The task >>
Copy the material that follows word for word and omit its pictures.

Data to use >>
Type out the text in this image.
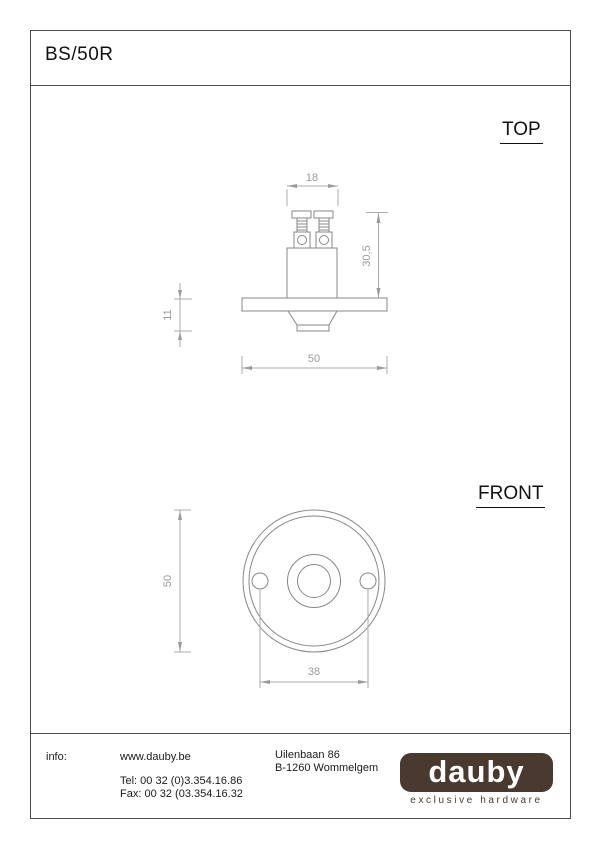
BS/50R
TOP
FRONT
18
30,5
11
50
50
38
info:	www.dauby.be
Tel: 00 32 (0)3.354.16.86
Fax: 00 32 (03.354.16.32
Uilenbaan 86
B-1260 Wommelgem dauby
exclusive hardware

Correct answer >>
Type out the text in this image.
BS/50R
TOP
FRONT
18
30,5
11
50
50
38
info:	www.dauby.be
Tel: 00 32 (0)3.354.16.86
Fax: 00 32 (03.354.16.32
Uilenbaan 86
B-1260 Wommelgem dauby
exclusive hardware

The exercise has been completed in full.